◆ Exercise ◆
Locate all lines with the word "subtitle". Copy them.

◆ Records provided ◆

□ □ □ □ □

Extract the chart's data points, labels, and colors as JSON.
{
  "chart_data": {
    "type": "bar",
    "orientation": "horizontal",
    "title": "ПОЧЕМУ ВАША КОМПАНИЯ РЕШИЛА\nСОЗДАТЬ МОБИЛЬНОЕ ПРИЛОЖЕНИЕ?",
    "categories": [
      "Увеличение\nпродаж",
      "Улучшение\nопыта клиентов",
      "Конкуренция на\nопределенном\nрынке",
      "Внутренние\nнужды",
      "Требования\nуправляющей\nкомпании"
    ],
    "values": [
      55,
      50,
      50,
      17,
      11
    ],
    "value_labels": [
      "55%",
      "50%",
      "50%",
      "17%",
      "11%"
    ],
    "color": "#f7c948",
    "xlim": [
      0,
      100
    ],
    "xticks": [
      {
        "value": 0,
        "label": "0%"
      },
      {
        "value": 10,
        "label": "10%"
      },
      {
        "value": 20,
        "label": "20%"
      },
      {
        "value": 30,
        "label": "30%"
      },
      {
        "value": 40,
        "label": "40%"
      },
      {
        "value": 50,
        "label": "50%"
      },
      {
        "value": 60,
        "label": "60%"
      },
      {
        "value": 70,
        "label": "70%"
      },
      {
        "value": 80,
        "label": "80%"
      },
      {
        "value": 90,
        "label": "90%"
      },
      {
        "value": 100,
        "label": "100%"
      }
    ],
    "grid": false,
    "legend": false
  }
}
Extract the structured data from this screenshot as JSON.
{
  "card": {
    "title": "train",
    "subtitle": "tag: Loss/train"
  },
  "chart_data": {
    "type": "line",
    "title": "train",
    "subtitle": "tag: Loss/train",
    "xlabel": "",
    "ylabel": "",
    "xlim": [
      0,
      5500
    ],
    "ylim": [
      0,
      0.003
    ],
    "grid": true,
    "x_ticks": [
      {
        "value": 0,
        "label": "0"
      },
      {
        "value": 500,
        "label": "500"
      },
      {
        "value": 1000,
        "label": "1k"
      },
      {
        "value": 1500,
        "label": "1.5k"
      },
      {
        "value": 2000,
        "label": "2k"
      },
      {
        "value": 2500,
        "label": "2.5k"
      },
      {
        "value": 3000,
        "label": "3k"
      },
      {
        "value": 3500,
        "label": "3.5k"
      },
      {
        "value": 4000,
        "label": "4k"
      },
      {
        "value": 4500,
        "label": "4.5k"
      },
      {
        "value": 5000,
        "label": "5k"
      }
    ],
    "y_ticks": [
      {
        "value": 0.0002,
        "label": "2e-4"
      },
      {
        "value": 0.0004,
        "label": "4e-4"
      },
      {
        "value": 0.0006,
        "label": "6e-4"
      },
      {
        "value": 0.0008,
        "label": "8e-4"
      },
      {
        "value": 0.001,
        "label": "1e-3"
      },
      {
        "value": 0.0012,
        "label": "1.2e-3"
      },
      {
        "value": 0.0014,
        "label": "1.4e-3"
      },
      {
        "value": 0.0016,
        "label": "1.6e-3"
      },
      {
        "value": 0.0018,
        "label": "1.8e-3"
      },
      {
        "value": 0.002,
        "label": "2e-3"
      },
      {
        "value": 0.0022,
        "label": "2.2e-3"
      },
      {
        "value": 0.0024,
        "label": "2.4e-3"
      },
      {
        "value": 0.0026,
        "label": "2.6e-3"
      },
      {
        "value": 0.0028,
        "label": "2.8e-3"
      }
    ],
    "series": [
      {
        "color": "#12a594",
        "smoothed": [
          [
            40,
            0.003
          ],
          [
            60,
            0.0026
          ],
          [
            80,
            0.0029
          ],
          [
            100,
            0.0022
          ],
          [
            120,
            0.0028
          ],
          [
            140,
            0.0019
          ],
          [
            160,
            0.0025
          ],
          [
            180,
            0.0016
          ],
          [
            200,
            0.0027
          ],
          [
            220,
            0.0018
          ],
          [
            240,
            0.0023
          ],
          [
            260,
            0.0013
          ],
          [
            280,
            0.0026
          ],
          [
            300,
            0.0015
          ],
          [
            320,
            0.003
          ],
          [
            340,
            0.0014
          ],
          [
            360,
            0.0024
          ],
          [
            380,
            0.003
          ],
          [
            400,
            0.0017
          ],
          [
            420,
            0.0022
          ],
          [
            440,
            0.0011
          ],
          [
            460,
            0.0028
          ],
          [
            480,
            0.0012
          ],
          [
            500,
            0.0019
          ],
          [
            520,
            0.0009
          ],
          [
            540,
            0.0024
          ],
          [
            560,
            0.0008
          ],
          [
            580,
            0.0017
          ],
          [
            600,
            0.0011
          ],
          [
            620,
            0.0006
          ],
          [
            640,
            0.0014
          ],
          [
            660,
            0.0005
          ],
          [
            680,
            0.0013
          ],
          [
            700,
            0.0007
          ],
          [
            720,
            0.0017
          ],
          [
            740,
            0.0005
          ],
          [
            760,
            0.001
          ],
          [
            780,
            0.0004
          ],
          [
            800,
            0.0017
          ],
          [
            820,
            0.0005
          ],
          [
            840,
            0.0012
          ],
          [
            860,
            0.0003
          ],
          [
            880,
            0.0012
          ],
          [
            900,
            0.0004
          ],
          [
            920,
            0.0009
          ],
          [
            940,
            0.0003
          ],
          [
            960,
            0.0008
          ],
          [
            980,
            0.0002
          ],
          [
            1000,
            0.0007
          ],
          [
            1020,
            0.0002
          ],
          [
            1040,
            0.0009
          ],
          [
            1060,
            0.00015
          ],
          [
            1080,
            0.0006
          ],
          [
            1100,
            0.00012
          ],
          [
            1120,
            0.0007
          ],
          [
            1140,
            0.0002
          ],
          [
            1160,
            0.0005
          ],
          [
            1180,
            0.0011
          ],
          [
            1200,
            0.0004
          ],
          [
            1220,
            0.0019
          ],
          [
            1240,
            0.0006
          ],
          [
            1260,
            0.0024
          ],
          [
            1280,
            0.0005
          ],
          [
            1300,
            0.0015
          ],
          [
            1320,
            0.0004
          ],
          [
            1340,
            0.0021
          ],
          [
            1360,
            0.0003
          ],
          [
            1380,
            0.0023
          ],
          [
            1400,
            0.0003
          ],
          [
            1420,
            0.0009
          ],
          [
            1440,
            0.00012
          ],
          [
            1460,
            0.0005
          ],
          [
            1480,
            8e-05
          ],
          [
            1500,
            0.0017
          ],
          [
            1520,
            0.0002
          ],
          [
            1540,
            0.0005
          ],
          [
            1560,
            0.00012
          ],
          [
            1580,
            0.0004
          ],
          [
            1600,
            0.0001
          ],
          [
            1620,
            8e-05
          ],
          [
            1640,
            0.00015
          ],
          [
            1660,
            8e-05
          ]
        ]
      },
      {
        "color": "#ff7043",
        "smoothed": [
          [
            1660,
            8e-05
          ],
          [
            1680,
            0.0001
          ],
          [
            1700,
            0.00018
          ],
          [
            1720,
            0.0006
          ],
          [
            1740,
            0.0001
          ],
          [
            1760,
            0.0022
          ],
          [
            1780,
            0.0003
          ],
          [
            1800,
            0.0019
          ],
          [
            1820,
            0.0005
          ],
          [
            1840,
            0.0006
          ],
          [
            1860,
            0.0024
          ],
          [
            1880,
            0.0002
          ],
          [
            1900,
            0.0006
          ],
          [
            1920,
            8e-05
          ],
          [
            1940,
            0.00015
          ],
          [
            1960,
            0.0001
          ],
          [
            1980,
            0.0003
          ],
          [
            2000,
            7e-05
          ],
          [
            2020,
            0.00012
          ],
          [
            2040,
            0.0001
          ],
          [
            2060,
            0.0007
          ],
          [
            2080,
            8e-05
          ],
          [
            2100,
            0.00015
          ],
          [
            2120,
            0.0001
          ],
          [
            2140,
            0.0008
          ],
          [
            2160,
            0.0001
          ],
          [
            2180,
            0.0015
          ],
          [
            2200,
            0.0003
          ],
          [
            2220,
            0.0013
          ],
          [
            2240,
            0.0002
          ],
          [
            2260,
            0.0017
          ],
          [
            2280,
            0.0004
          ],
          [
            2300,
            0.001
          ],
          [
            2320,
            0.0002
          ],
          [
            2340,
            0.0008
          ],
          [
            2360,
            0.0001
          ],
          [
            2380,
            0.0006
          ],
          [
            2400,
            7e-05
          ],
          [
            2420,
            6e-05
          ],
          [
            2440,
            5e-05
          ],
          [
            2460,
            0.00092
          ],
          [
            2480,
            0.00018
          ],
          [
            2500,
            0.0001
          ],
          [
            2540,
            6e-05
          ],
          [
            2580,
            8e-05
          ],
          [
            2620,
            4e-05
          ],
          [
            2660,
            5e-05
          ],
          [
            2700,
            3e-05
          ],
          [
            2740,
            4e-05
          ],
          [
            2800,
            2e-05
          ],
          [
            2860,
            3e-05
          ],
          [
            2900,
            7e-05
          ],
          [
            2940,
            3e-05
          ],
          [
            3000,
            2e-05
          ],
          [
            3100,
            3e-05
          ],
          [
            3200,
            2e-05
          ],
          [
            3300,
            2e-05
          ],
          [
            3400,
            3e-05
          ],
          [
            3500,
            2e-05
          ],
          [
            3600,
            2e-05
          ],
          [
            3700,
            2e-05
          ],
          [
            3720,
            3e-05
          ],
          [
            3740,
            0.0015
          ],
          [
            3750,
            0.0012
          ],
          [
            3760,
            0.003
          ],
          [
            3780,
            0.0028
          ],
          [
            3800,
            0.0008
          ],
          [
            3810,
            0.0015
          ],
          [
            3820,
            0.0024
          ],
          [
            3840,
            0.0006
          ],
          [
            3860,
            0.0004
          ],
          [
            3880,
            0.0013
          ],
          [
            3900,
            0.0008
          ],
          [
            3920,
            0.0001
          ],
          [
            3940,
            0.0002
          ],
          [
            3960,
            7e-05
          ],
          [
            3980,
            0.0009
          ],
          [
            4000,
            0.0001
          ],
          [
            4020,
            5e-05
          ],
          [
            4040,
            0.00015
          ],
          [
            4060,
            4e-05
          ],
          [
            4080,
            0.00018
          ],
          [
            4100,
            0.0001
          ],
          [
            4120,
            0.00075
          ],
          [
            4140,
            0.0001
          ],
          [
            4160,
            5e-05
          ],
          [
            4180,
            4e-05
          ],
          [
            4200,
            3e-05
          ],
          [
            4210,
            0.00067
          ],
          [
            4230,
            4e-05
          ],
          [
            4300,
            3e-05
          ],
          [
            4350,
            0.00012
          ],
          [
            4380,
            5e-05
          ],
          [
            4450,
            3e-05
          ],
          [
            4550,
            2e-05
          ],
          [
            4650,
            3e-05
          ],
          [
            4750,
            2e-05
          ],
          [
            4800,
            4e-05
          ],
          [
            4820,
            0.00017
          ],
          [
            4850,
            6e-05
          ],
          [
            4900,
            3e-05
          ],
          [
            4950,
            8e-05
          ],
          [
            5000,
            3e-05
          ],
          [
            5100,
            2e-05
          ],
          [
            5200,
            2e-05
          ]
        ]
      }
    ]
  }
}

□ □ □ □ □

◆ Final answer ◆
    "subtitle": "tag: Loss/train"
    "subtitle": "tag: Loss/train",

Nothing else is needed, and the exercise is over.